Tally the lines containing the word "change", and report the tally alone.

** start of GIVEN DATA **

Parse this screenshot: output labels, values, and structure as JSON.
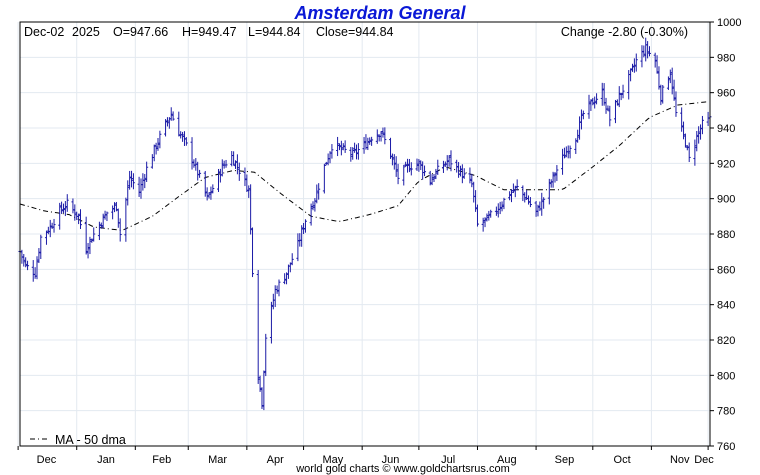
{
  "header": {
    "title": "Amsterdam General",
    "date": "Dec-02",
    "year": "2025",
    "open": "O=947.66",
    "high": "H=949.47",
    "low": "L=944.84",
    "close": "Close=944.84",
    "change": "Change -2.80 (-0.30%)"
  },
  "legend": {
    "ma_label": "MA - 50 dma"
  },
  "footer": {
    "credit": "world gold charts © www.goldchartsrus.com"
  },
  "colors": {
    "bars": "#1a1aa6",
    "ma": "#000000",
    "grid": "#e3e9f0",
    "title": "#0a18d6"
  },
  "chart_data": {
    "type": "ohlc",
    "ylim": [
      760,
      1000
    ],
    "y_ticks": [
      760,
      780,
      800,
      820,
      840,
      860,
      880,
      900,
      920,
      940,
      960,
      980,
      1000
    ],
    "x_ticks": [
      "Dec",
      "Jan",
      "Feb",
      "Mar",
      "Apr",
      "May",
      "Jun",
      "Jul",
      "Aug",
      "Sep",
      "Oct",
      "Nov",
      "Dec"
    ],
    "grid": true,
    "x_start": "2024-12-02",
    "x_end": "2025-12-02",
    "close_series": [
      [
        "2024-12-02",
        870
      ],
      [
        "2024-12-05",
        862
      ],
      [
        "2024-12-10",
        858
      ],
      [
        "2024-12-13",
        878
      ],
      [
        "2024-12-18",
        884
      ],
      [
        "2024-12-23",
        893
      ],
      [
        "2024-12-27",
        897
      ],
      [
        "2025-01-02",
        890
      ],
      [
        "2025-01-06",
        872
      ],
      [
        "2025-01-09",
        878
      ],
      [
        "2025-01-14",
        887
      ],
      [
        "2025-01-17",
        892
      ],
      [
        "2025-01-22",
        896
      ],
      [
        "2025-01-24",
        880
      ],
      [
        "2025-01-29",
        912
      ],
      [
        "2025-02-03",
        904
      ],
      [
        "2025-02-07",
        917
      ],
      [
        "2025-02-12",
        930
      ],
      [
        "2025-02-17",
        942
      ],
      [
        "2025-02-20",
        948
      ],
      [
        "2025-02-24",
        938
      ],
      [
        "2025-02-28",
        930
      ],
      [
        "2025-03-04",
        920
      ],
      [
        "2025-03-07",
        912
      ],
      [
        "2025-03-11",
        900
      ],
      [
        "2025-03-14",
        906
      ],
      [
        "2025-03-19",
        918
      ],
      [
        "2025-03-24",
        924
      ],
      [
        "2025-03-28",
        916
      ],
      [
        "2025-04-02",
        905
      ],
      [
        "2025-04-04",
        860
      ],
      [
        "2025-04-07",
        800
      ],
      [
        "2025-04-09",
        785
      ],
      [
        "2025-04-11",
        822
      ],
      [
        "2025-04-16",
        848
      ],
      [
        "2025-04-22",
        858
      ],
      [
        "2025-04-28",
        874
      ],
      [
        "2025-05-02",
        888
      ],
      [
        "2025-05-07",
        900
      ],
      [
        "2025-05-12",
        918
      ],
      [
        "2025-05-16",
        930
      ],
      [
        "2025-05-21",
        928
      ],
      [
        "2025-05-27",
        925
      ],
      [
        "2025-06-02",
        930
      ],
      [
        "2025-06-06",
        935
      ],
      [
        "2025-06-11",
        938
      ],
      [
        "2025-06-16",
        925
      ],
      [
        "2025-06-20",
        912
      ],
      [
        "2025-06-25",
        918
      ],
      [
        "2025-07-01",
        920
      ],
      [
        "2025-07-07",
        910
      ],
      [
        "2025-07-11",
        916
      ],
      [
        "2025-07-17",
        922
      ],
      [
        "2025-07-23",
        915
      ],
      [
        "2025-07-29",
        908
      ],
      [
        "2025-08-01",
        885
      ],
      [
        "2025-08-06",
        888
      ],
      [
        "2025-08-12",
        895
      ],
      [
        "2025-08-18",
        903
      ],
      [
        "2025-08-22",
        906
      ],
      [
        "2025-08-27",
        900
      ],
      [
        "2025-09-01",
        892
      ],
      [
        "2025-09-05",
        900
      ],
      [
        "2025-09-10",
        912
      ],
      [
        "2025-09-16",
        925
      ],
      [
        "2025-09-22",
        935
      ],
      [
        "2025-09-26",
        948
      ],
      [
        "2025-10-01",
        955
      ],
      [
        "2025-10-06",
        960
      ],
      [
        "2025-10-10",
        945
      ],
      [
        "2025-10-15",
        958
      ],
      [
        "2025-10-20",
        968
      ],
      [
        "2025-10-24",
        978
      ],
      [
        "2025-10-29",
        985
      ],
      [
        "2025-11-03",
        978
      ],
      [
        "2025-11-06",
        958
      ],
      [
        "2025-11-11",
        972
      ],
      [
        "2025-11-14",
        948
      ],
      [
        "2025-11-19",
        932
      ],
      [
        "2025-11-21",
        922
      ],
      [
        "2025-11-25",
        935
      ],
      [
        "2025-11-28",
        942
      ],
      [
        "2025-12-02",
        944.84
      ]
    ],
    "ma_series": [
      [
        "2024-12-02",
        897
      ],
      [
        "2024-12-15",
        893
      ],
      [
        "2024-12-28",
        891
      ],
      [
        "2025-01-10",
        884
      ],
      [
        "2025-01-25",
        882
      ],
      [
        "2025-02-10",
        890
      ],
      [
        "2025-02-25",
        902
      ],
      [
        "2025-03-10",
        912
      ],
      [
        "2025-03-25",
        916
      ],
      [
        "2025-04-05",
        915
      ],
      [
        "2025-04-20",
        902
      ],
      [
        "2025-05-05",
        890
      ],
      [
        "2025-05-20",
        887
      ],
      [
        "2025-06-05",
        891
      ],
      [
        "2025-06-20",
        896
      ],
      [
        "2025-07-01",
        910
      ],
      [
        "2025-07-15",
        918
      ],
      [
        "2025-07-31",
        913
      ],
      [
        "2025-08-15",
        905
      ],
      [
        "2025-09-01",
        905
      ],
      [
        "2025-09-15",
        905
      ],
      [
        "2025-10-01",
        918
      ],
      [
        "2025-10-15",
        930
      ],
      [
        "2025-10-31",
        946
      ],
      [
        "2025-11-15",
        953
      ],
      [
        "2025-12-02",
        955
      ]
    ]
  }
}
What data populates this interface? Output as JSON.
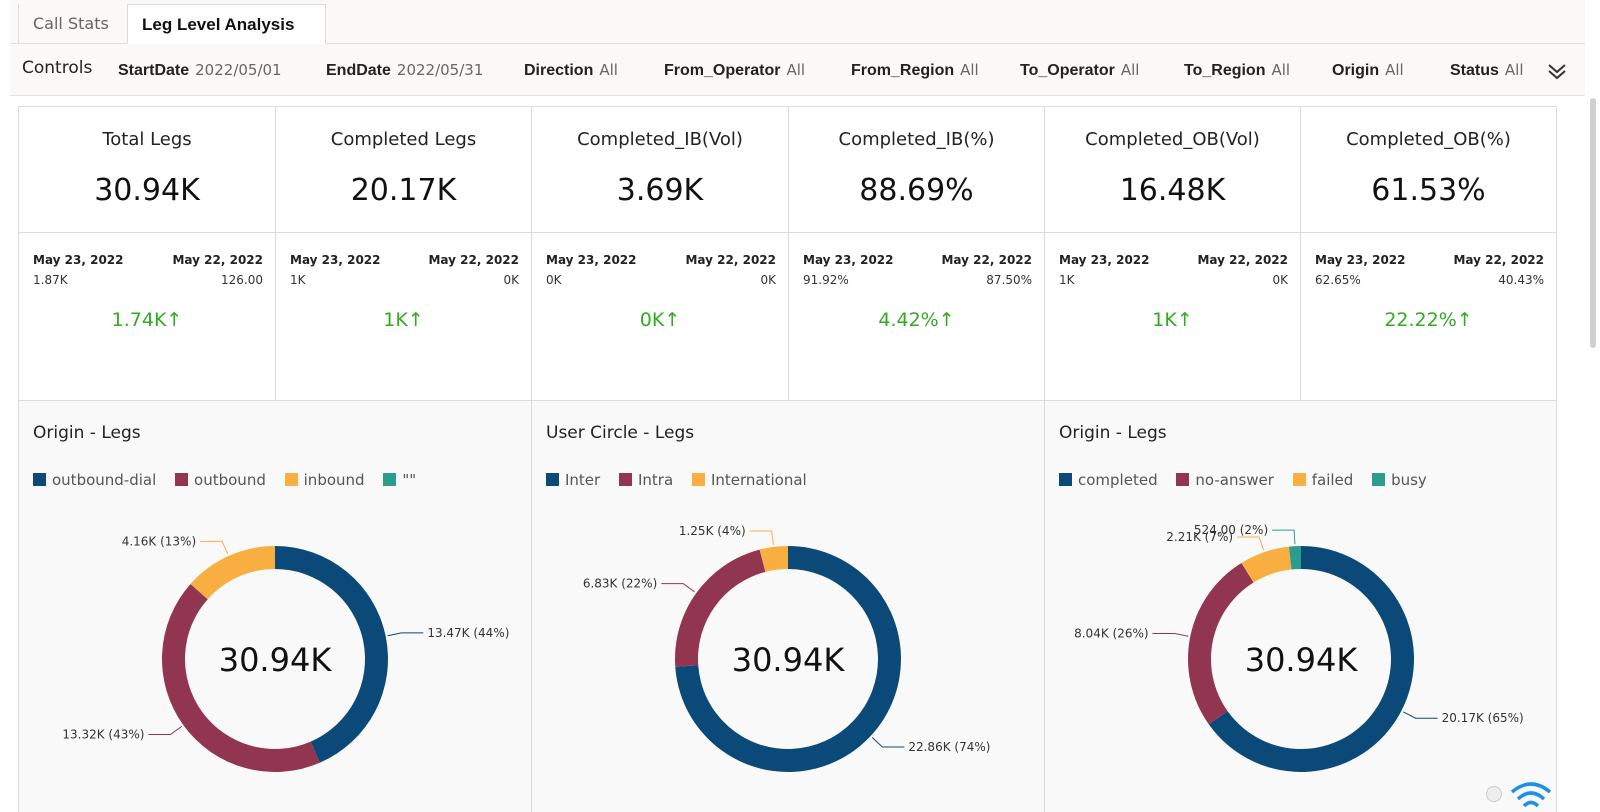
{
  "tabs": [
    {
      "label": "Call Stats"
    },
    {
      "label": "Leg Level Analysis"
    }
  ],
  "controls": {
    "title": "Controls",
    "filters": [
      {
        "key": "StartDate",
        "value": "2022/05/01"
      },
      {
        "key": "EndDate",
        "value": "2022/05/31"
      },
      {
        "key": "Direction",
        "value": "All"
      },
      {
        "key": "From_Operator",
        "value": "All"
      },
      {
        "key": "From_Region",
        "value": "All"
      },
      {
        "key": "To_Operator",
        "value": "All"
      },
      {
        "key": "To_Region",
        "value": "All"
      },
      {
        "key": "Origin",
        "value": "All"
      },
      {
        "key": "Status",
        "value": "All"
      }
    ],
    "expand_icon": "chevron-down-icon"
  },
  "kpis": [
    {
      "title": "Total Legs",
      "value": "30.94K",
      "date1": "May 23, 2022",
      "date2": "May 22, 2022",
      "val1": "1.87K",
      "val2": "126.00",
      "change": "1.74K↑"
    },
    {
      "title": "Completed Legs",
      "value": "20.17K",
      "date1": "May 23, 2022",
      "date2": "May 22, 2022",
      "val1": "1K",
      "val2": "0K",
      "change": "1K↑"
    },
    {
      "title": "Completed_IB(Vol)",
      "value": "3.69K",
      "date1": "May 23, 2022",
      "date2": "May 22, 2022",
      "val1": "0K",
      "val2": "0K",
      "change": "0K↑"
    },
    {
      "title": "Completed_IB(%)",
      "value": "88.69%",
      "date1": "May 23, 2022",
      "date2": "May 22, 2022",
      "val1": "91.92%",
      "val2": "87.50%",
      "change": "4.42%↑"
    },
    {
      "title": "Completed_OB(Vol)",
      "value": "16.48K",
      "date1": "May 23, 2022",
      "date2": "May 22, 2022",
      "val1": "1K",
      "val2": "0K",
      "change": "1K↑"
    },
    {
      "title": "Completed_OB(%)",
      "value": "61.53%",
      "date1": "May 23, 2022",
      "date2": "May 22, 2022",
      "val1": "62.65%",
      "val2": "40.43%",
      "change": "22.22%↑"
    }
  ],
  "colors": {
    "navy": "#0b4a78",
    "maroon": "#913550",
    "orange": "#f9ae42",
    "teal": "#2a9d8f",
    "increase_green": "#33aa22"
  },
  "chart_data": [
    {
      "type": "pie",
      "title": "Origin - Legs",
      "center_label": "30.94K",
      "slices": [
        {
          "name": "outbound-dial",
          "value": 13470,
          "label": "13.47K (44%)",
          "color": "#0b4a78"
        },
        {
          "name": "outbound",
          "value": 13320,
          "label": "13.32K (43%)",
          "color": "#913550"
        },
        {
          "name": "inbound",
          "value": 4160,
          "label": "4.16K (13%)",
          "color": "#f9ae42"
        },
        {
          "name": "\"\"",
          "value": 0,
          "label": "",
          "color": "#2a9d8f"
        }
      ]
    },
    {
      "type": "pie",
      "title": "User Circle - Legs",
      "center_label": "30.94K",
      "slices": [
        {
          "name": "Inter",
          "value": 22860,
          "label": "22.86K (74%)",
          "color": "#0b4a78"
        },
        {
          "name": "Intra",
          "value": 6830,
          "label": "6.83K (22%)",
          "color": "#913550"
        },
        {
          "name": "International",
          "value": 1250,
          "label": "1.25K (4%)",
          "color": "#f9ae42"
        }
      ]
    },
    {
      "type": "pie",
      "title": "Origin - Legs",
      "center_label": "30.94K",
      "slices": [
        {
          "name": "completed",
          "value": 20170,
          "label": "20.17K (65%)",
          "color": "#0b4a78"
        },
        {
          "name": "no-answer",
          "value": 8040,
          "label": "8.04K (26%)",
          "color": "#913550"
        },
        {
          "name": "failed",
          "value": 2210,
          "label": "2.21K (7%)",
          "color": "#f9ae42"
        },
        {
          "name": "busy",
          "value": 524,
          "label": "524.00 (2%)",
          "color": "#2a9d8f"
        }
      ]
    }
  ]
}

** end of GIVEN DATA **

**COMPLETED TASK:**
7